====== DATA SECTION ======

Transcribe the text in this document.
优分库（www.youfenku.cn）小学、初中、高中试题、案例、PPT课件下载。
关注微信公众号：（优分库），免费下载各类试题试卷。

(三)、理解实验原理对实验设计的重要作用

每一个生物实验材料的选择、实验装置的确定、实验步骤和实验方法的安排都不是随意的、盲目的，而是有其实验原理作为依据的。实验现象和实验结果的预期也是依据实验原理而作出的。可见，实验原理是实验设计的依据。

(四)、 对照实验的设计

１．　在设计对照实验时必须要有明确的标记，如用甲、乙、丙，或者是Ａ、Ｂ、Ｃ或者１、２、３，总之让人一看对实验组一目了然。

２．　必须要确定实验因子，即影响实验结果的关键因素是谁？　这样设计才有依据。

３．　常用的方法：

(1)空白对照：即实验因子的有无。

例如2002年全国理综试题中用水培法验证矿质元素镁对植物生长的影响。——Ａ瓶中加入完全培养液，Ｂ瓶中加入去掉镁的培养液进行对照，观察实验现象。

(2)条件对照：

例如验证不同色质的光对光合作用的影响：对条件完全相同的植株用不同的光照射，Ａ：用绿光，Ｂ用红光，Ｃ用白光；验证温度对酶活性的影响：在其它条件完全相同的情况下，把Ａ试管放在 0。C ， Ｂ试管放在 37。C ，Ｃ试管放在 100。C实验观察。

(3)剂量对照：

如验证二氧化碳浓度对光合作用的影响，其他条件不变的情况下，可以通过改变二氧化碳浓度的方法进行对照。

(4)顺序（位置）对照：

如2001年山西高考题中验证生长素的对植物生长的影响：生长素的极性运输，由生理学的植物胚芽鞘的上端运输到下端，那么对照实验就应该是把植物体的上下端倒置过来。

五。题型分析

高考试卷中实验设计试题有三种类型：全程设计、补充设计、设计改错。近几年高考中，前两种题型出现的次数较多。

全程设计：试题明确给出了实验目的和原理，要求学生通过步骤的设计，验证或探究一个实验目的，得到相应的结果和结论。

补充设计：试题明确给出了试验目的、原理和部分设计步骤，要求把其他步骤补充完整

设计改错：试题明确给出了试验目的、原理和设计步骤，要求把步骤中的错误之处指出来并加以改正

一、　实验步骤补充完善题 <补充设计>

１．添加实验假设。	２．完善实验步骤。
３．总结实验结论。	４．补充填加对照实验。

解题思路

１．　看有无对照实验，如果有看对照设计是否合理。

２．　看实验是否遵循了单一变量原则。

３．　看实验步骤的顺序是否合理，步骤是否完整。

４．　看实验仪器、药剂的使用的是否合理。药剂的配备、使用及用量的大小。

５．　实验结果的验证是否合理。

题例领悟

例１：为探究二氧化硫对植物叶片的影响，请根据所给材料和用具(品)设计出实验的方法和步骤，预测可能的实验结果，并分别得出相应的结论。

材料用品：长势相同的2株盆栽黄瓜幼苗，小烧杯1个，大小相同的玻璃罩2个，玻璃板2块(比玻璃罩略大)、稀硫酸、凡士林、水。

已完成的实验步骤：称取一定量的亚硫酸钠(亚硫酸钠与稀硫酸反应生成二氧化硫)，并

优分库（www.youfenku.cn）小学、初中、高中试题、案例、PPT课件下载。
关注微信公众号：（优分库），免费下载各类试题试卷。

======

Repeat each record exactly. Omit nothing.

## PROBLEM SOLUTION
Transcribe the text in this document.
优分库（www.youfenku.cn）小学、初中、高中试题、案例、PPT课件下载。
关注微信公众号：（优分库），免费下载各类试题试卷。

(三)、理解实验原理对实验设计的重要作用

每一个生物实验材料的选择、实验装置的确定、实验步骤和实验方法的安排都不是随意的、盲目的，而是有其实验原理作为依据的。实验现象和实验结果的预期也是依据实验原理而作出的。可见，实验原理是实验设计的依据。

(四)、 对照实验的设计

１．　在设计对照实验时必须要有明确的标记，如用甲、乙、丙，或者是Ａ、Ｂ、Ｃ或者１、２、３，总之让人一看对实验组一目了然。

２．　必须要确定实验因子，即影响实验结果的关键因素是谁？　这样设计才有依据。

３．　常用的方法：

(1)空白对照：即实验因子的有无。

例如2002年全国理综试题中用水培法验证矿质元素镁对植物生长的影响。——Ａ瓶中加入完全培养液，Ｂ瓶中加入去掉镁的培养液进行对照，观察实验现象。

(2)条件对照：

例如验证不同色质的光对光合作用的影响：对条件完全相同的植株用不同的光照射，Ａ：用绿光，Ｂ用红光，Ｃ用白光；验证温度对酶活性的影响：在其它条件完全相同的情况下，把Ａ试管放在 0。C ， Ｂ试管放在 37。C ，Ｃ试管放在 100。C实验观察。

(3)剂量对照：

如验证二氧化碳浓度对光合作用的影响，其他条件不变的情况下，可以通过改变二氧化碳浓度的方法进行对照。

(4)顺序（位置）对照：

如2001年山西高考题中验证生长素的对植物生长的影响：生长素的极性运输，由生理学的植物胚芽鞘的上端运输到下端，那么对照实验就应该是把植物体的上下端倒置过来。

五。题型分析

高考试卷中实验设计试题有三种类型：全程设计、补充设计、设计改错。近几年高考中，前两种题型出现的次数较多。

全程设计：试题明确给出了实验目的和原理，要求学生通过步骤的设计，验证或探究一个实验目的，得到相应的结果和结论。

补充设计：试题明确给出了试验目的、原理和部分设计步骤，要求把其他步骤补充完整

设计改错：试题明确给出了试验目的、原理和设计步骤，要求把步骤中的错误之处指出来并加以改正

一、　实验步骤补充完善题 <补充设计>

１．添加实验假设。	２．完善实验步骤。
３．总结实验结论。	４．补充填加对照实验。

解题思路

１．　看有无对照实验，如果有看对照设计是否合理。

２．　看实验是否遵循了单一变量原则。

３．　看实验步骤的顺序是否合理，步骤是否完整。

４．　看实验仪器、药剂的使用的是否合理。药剂的配备、使用及用量的大小。

５．　实验结果的验证是否合理。

题例领悟

例１：为探究二氧化硫对植物叶片的影响，请根据所给材料和用具(品)设计出实验的方法和步骤，预测可能的实验结果，并分别得出相应的结论。

材料用品：长势相同的2株盆栽黄瓜幼苗，小烧杯1个，大小相同的玻璃罩2个，玻璃板2块(比玻璃罩略大)、稀硫酸、凡士林、水。

已完成的实验步骤：称取一定量的亚硫酸钠(亚硫酸钠与稀硫酸反应生成二氧化硫)，并

优分库（www.youfenku.cn）小学、初中、高中试题、案例、PPT课件下载。
关注微信公众号：（优分库），免费下载各类试题试卷。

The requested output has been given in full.